▶ Work to complete:
1 > In the reverse engineering article, rewrite the paragraph beginning "Generally a computer system can be represented" as a short bulleted list that keeps its main facts.
2 > According to the reverse engineering article, which five assembly instructions account for the largest share of total code?
3 > Reproduce the stretch of the reverse engineering article from "At this stage" through "the codes authors.".

▶ Source document:
# # # #

At this stage in our series we know what malware is, we know how to use Dynamic and Static analysis tools, we know how malware tries to avoid detection and we have edited the obfuscation methods ourselves. The next step in our path to becoming malware analyst’s is to gain an understanding of Reverse Engineering. The first thing we must know for this is the basics of assembly and Intel x86. By reverse engineering malicious code we can delve deeper into the structure and behavior of suspect files and gain a greater understanding into the codes authors.
Generally a computer system can be represented as several layers of abstraction in order to allow cross layer integration. A good example of the reason for this is how Windows or Linux OS can run off many different types of hardware. Similarly malware authors tend to create the program in a high level language like C, C++, C# or Python, which is then compiled into machine code to be executed by the CPU. As analysts we generally dont have access to the source code, though we can certainly try to decompile the application we usually need to rely on our under standing of low level languages like Assembly to figure out how a program operates.
Sounds though right? Fortunately assembly isn’t as bad as you might think. Its estimated that 14 assembly instructions account for 90% of all code. With the top 5 instruction accounting for 64% of the total code. Here we can see that the number of assembly instructions we need to know is very accessible. For the curious, those 5 instructions are; MOV, PUSH, POP, CALL and CMP.
Malware is usually stored in binary, when we disassemble malware we take the binary is an input into our disassembled to output the assembly language code that we can review. This can be difficult as Assembly is a category of different languages depending on the processor in use. x86 Architecture and its associated language are the most common and what we will learn about here but others include; x64, SPARC, PowerPC, MIPS and ARM.

# # # #

▶ Entries shown:

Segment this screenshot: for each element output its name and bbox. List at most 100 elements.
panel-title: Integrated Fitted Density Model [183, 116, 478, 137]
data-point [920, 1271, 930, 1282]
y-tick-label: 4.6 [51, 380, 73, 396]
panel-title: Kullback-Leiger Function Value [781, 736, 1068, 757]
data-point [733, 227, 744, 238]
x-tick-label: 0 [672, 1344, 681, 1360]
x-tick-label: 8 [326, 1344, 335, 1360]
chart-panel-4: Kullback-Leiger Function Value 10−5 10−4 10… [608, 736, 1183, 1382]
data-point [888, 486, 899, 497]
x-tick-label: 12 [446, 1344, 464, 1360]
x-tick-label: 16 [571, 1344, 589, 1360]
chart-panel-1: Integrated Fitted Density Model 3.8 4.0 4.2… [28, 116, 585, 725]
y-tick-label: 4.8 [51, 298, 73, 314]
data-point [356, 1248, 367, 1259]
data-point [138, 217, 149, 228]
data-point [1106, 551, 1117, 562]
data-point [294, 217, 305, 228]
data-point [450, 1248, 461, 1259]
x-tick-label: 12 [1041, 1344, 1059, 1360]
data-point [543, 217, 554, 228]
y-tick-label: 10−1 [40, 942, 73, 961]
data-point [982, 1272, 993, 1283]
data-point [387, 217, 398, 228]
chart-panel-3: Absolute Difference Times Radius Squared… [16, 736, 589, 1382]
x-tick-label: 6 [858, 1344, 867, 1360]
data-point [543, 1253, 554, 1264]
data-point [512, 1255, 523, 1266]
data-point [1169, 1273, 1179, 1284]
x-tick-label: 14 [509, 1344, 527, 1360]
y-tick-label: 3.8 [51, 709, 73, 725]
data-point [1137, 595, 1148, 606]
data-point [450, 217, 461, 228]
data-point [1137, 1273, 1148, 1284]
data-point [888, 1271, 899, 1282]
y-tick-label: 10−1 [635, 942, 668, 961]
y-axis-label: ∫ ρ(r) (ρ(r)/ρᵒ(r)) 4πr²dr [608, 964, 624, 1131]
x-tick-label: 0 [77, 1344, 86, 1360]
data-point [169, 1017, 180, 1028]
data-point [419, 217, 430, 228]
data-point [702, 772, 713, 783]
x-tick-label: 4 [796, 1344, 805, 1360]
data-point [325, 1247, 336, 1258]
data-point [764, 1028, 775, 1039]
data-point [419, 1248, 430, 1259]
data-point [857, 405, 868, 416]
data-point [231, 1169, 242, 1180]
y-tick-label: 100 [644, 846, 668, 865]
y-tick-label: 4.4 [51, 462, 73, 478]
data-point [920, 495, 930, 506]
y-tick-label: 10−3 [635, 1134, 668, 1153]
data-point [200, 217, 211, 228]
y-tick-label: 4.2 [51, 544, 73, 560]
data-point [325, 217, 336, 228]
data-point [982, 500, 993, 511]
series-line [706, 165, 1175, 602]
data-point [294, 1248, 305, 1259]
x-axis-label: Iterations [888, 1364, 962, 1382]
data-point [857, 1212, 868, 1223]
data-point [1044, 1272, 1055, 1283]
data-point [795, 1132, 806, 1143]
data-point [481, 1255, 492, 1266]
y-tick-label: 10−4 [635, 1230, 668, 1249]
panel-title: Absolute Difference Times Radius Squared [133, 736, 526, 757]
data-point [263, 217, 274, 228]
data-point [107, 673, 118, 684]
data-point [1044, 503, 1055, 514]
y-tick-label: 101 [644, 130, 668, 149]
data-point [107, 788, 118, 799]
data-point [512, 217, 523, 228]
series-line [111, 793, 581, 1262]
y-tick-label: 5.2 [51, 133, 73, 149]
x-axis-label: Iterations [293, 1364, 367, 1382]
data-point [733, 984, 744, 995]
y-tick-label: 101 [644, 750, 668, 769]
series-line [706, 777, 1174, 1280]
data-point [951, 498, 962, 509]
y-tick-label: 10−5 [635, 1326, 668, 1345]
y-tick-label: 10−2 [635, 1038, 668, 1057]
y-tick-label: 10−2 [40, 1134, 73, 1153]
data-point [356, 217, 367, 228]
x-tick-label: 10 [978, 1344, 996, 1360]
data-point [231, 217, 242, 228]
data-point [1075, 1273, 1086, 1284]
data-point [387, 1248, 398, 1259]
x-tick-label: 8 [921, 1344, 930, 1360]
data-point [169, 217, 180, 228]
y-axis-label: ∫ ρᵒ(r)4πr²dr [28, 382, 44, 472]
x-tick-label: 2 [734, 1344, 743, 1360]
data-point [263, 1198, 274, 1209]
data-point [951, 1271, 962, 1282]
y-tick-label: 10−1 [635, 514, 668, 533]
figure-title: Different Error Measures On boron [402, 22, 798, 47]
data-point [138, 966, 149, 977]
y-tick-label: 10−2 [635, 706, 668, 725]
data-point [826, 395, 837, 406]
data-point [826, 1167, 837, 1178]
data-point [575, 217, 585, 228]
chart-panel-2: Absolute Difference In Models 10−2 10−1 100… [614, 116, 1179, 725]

# # # #

▶ Task-by-task outputs:
1 >
- A computer system is generally represented as several layers of abstraction so that layers can integrate with one another.
- For example, Windows or Linux can run on many different types of hardware.
- Malware authors tend to write programs in a high-level language such as C, C++, C#, or Python. The code is then compiled into machine code for the CPU to execute.
- Analysts generally don't have the source code. They can try to decompile an application, but they usually rely on their understanding of low-level languages like Assembly to work out how a program operates.

2 > MOV, PUSH, POP, CALL, and CMP.

3 >
At this stage in our series we know what malware is, we know how to use Dynamic and Static analysis tools, we know how malware tries to avoid detection and we have edited the obfuscation methods ourselves. The next step in our path to becoming malware analyst’s is to gain an understanding of Reverse Engineering. The first thing we must know for this is the basics of assembly and Intel x86. By reverse engineering malicious code we can delve deeper into the structure and behavior of suspect files and gain a greater understanding into the codes authors.